---------- Data to use
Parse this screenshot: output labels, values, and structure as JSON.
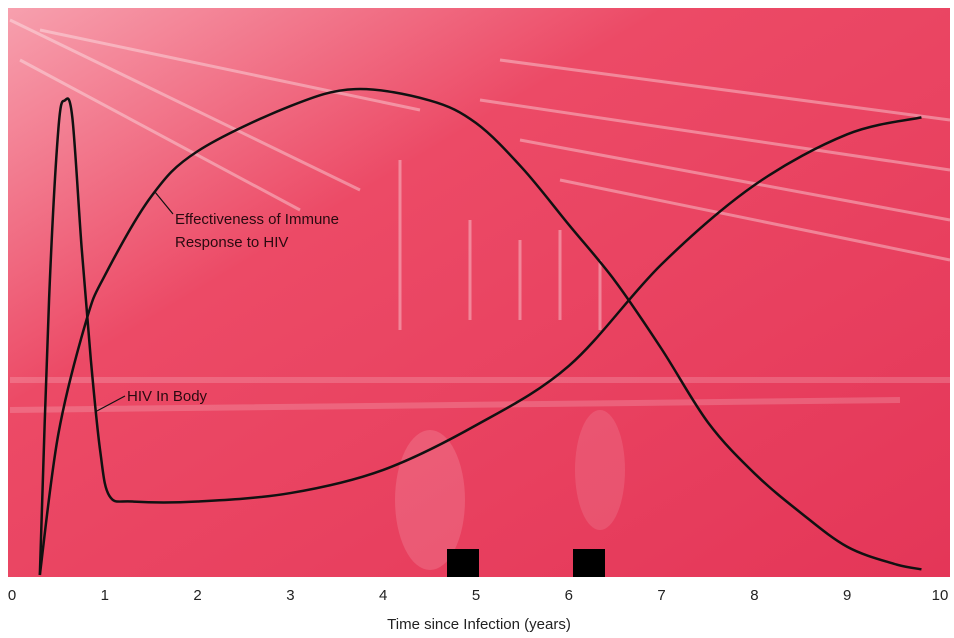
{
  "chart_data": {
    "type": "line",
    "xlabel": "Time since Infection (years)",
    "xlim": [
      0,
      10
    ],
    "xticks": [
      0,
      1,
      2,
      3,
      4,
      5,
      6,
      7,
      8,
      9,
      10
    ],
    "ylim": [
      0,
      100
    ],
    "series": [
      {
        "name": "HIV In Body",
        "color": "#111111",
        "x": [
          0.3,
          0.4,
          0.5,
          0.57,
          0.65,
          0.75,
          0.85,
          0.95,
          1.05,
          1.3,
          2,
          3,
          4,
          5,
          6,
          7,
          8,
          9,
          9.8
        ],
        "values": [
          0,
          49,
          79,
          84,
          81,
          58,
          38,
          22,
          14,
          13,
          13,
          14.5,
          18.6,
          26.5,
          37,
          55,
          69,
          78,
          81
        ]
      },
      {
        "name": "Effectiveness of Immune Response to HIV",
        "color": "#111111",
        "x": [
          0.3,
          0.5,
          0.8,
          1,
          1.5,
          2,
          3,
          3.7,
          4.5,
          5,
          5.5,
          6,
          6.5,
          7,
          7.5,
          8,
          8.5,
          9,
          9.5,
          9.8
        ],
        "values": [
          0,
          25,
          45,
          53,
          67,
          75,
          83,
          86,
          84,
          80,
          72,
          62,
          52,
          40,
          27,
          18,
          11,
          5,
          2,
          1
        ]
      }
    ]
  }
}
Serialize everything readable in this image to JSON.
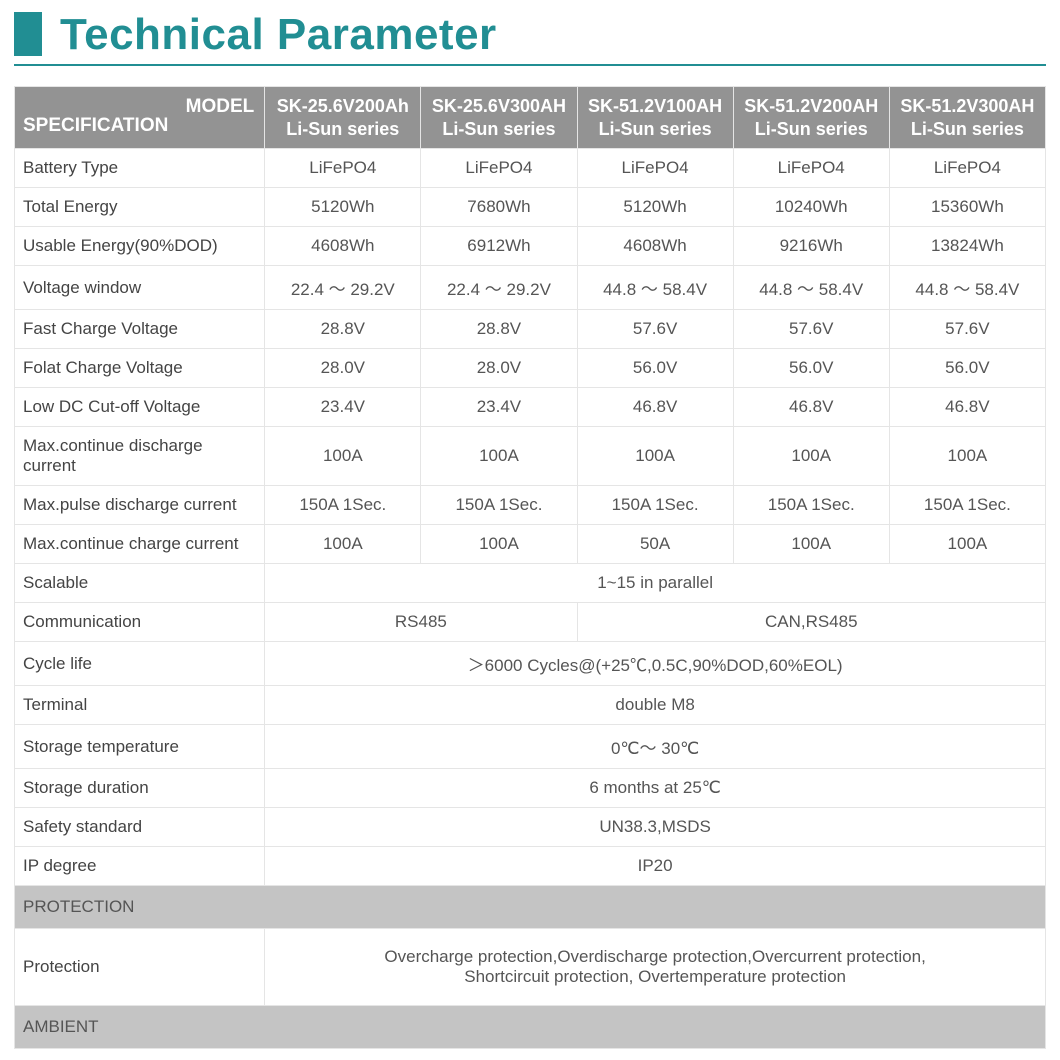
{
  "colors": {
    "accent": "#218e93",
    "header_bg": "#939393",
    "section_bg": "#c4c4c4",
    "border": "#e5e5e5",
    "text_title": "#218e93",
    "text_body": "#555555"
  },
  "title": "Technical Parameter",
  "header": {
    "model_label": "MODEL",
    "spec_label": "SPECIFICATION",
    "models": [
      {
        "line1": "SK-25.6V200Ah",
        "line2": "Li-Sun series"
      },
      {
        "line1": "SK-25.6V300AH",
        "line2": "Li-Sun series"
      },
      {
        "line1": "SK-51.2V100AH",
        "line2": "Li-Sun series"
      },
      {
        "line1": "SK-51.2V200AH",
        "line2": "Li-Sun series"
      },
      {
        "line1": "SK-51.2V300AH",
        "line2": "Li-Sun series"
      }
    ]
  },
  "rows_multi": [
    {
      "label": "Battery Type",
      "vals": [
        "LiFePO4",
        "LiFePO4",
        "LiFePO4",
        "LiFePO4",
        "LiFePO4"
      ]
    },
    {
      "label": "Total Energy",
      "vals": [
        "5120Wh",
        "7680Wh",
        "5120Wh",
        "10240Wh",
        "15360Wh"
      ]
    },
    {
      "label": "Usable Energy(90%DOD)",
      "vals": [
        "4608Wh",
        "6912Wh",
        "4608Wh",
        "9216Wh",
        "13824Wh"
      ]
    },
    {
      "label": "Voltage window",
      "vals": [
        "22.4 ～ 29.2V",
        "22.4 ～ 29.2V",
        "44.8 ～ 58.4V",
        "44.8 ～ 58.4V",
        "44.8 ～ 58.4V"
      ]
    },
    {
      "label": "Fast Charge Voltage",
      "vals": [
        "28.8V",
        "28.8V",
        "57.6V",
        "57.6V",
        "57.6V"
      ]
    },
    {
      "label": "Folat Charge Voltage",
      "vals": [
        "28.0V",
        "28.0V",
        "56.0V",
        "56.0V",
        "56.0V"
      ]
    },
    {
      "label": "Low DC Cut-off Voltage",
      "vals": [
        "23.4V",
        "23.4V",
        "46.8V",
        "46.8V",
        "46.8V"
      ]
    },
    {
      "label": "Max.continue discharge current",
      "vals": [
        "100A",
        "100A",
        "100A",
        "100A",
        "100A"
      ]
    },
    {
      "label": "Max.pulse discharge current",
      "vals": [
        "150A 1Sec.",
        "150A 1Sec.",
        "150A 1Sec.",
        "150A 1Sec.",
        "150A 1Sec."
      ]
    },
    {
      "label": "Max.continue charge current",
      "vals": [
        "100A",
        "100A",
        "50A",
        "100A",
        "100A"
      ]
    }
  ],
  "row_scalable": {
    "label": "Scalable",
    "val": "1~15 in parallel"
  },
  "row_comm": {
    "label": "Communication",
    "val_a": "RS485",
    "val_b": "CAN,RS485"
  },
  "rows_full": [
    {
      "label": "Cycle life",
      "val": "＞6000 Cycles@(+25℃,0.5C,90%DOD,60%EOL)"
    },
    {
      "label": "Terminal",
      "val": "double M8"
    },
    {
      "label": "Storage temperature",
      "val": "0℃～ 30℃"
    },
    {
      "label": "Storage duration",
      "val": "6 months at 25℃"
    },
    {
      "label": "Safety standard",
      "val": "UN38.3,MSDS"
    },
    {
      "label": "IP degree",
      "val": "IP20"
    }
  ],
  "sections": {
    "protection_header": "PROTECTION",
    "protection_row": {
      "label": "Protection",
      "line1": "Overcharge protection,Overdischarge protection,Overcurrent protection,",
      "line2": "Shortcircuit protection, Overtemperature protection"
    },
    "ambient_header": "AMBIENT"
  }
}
--------------------
---------- Data to use
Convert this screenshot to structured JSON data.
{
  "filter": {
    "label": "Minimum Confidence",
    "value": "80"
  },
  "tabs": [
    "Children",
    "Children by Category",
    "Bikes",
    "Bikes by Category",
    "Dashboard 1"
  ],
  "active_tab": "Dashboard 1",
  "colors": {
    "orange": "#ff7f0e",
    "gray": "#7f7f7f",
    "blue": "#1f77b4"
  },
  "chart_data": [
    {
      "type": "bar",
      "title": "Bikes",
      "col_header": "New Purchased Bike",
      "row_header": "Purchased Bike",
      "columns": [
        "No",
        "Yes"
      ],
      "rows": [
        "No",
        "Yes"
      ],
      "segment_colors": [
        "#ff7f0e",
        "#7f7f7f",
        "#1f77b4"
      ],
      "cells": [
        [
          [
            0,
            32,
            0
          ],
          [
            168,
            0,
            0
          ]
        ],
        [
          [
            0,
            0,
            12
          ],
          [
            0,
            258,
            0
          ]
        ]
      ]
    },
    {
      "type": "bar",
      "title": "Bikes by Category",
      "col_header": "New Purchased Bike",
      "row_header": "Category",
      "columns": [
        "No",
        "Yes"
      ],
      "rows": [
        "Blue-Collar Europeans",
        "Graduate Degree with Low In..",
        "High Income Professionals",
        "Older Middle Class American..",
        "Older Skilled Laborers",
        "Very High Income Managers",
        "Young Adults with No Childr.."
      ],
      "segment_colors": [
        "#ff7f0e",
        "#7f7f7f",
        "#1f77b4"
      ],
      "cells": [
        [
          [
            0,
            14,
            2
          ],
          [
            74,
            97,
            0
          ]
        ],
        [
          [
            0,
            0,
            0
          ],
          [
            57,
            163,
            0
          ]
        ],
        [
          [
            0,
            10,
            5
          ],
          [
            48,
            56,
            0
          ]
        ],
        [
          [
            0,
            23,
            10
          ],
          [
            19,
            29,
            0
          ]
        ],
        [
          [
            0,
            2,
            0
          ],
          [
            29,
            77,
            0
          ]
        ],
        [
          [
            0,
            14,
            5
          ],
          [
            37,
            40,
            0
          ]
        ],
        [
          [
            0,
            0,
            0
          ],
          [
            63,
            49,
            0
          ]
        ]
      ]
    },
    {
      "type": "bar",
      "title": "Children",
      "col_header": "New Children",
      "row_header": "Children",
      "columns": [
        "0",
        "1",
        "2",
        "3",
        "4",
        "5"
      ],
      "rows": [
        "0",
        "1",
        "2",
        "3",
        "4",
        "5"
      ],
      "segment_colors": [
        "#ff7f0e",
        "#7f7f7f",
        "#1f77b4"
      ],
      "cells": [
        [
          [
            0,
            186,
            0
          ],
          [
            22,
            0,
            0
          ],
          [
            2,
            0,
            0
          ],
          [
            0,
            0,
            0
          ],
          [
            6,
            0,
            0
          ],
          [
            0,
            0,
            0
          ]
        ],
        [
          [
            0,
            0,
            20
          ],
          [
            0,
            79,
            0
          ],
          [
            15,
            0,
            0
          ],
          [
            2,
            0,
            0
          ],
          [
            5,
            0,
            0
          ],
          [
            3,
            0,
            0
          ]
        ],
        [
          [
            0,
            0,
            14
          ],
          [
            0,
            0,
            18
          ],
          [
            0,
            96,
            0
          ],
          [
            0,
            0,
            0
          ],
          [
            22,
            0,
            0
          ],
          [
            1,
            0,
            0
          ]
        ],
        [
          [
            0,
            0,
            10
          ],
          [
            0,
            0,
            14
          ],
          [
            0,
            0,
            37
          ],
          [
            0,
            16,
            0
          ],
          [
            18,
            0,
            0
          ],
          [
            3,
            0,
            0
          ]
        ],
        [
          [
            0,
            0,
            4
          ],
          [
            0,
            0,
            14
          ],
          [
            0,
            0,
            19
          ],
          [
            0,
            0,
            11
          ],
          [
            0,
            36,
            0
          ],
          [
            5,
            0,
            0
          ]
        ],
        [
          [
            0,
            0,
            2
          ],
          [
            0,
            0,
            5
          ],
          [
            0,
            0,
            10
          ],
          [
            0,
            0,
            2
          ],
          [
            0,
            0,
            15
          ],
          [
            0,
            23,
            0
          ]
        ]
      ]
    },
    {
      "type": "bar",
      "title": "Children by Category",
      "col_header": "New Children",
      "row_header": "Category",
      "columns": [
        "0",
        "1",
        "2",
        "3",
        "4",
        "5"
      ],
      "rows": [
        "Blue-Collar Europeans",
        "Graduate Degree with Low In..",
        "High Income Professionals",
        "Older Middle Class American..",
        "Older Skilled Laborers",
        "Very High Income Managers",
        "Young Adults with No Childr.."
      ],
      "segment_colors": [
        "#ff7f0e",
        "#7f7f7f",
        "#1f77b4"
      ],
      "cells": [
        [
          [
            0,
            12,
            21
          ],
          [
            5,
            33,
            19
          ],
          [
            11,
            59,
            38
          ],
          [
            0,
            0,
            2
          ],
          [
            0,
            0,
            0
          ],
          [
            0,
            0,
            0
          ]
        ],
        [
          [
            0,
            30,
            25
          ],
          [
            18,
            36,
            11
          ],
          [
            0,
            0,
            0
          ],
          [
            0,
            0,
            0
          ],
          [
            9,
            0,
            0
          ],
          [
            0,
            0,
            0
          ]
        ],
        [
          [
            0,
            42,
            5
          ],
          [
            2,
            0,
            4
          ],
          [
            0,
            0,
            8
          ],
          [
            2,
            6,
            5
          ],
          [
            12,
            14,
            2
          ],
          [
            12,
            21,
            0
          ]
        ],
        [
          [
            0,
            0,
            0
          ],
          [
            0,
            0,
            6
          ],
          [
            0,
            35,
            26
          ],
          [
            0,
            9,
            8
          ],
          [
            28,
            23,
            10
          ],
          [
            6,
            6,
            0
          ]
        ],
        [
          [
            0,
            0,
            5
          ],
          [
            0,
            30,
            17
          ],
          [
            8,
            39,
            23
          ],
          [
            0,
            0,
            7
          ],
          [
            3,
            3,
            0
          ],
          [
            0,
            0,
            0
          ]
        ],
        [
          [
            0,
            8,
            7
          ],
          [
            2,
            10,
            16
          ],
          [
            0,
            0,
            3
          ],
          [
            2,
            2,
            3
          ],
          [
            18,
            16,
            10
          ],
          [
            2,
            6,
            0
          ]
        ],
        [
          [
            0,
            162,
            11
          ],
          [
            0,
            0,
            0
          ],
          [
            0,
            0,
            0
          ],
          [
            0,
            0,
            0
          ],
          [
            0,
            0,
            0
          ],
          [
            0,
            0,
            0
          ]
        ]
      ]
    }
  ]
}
--------------------
Requirement =
Search the data for the word "screenshot" and copy each line where it appears.

Result of the task =
Parse this screenshot: output labels, values, and structure as JSON.
Convert this screenshot to structured JSON data.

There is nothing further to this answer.